Please count the lines below that contain the word "from", and reply with that number alone.

##### LISTED RECORDS

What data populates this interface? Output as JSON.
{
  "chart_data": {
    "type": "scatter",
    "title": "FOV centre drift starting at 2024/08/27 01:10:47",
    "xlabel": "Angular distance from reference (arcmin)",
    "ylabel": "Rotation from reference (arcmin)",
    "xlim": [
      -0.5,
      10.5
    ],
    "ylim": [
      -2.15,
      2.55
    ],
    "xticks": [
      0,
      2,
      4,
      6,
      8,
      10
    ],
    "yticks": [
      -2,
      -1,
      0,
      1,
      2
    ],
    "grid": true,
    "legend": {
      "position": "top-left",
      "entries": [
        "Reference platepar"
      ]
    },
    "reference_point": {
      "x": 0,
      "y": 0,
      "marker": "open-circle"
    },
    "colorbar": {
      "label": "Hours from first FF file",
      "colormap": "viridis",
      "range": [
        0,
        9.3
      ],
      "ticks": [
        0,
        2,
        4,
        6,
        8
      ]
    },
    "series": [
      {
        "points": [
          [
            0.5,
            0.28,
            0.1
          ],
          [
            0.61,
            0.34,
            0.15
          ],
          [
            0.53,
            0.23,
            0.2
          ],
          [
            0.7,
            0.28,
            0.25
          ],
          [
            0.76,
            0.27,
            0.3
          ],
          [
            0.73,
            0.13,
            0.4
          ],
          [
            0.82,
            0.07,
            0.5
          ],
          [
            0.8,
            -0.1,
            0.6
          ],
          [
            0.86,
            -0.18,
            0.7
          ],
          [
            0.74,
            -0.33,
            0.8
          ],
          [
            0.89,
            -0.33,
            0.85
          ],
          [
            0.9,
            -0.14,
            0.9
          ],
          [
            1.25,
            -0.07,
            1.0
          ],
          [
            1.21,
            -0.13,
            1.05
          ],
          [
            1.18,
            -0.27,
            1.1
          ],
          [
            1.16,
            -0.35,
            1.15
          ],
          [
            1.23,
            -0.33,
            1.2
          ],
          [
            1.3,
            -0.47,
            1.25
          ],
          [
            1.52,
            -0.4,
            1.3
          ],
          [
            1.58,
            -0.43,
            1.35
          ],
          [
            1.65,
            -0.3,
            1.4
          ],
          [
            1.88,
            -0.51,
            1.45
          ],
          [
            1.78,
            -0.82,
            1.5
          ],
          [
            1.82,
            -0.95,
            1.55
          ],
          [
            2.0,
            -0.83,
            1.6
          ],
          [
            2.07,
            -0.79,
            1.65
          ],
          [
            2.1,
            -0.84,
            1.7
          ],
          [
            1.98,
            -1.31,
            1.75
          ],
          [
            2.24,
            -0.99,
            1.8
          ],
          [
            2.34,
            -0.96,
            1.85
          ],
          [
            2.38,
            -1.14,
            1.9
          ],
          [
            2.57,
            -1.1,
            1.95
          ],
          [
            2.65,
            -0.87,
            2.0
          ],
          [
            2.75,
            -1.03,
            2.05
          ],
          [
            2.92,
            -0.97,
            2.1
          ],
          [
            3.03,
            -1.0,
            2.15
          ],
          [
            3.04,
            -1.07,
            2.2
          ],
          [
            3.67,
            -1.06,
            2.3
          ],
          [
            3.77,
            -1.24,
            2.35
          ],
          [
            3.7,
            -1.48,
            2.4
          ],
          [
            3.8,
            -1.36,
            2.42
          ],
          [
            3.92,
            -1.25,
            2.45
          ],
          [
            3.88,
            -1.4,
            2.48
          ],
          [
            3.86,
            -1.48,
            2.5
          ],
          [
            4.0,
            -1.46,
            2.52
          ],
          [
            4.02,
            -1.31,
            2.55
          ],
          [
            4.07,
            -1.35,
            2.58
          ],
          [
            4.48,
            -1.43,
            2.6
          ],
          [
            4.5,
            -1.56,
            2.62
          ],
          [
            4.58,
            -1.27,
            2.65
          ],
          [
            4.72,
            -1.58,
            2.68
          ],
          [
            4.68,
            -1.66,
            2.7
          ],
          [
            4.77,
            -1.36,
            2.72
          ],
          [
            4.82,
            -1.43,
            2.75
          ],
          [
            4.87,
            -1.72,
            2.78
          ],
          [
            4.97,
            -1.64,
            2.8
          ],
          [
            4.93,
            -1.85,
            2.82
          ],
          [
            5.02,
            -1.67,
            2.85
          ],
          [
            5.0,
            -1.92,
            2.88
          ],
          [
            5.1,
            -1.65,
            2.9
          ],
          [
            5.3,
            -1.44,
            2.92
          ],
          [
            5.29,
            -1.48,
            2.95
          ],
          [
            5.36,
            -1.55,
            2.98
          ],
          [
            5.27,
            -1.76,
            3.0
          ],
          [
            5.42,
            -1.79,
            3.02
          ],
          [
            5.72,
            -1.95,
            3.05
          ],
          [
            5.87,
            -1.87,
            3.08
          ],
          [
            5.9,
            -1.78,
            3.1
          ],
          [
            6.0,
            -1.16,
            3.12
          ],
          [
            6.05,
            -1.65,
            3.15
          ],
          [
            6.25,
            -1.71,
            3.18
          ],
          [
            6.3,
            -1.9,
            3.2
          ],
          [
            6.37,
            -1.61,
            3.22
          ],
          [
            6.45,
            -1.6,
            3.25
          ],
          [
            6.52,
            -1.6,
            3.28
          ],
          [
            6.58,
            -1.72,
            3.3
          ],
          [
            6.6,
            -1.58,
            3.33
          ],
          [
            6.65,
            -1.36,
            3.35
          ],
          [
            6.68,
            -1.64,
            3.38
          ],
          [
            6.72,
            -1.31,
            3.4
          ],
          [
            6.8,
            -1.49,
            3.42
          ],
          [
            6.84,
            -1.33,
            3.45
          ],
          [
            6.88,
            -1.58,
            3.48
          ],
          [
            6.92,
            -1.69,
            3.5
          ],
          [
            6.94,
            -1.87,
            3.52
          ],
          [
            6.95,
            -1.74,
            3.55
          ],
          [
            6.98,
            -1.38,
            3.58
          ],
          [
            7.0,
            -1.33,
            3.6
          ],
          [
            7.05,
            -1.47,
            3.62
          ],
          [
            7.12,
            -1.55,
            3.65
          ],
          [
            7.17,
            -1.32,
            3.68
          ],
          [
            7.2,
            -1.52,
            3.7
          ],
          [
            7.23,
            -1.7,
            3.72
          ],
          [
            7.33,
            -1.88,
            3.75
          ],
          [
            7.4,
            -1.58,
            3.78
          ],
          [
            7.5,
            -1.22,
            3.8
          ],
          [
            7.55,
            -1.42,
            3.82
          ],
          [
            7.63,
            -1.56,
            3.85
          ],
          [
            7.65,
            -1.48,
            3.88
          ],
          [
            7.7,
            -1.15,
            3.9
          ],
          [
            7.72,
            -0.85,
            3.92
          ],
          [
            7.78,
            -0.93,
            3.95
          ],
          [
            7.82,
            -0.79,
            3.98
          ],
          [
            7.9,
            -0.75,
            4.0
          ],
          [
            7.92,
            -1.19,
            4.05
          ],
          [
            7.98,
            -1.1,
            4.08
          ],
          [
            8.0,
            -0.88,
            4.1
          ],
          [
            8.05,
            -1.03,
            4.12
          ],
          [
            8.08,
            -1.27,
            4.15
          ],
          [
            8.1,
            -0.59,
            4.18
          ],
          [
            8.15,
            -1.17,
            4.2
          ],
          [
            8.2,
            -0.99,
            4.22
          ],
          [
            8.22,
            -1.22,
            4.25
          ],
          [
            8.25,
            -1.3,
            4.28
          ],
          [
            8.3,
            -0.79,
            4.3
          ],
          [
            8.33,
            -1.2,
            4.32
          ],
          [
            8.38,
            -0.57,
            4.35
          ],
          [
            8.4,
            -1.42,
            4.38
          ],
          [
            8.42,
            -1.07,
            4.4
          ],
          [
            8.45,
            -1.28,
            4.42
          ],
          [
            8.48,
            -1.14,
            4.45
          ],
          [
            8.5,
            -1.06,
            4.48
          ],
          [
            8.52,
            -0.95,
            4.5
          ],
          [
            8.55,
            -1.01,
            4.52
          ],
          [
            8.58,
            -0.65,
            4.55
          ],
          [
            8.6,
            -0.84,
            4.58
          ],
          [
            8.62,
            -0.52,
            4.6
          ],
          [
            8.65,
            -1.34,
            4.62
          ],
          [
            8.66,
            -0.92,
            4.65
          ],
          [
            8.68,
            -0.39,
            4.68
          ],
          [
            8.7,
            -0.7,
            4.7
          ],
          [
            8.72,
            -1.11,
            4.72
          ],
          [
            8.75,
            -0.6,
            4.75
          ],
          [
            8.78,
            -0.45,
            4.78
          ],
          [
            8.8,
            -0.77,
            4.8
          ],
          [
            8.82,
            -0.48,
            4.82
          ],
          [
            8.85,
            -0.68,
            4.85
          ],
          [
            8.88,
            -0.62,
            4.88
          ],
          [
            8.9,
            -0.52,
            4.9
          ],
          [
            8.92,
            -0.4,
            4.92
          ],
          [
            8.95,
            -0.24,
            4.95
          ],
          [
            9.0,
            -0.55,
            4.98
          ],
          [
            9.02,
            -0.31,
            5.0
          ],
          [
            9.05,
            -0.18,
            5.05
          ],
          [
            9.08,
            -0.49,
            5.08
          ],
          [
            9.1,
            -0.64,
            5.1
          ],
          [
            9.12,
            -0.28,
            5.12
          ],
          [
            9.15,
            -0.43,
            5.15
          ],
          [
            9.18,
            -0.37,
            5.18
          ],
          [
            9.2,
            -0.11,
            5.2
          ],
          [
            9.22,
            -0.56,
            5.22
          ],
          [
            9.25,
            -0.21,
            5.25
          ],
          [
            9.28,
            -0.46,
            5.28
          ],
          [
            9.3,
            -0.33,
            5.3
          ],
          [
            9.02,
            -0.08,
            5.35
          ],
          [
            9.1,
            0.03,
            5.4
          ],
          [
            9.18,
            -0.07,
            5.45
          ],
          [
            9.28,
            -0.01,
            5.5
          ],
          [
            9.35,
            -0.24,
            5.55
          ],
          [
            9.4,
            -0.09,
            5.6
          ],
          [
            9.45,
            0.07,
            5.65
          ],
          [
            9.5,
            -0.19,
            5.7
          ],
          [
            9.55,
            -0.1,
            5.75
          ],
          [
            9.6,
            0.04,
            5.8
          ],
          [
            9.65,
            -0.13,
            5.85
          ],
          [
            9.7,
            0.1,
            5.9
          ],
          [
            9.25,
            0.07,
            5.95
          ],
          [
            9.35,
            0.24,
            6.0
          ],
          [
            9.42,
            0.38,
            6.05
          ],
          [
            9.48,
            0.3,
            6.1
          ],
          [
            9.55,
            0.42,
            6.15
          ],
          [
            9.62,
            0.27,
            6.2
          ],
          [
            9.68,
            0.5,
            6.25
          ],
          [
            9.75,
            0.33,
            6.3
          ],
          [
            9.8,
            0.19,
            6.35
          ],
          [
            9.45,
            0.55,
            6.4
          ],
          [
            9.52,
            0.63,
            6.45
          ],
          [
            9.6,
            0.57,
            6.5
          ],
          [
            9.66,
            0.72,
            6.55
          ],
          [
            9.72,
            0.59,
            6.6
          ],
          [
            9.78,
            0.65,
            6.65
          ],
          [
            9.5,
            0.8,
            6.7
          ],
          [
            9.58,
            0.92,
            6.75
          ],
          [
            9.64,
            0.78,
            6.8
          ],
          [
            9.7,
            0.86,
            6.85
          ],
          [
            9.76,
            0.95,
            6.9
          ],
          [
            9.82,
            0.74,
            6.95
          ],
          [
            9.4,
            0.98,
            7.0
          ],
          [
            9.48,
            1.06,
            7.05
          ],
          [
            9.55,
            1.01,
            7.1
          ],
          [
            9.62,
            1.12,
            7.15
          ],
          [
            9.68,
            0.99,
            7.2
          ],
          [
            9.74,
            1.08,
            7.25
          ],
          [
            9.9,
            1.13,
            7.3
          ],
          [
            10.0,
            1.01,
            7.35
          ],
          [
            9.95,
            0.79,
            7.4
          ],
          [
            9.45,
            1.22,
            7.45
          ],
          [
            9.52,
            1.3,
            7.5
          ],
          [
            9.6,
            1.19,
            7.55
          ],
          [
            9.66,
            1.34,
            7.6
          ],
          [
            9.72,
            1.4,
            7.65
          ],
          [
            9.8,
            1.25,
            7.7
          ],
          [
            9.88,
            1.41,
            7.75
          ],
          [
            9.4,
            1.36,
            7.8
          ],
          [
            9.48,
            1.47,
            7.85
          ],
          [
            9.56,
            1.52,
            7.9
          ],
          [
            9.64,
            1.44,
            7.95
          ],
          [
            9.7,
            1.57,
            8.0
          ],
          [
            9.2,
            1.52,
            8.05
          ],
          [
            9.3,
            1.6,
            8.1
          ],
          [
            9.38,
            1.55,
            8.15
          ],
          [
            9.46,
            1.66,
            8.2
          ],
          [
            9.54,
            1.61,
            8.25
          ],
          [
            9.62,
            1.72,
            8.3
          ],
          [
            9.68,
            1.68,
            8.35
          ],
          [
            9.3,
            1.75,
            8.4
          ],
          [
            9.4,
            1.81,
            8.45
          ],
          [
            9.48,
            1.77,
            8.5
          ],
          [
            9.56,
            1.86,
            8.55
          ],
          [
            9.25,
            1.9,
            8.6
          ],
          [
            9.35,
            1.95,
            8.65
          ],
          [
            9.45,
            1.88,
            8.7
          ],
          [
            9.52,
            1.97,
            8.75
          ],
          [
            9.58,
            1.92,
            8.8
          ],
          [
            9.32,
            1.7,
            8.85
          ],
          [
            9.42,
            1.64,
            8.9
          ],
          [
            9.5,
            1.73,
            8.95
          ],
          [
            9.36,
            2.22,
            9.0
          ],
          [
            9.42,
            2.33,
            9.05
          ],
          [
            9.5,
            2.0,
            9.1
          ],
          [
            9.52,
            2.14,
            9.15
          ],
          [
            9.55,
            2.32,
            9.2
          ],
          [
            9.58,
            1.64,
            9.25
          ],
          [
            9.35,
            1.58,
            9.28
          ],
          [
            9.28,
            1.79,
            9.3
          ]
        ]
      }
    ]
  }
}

##########

● TASK SOLUTION: 3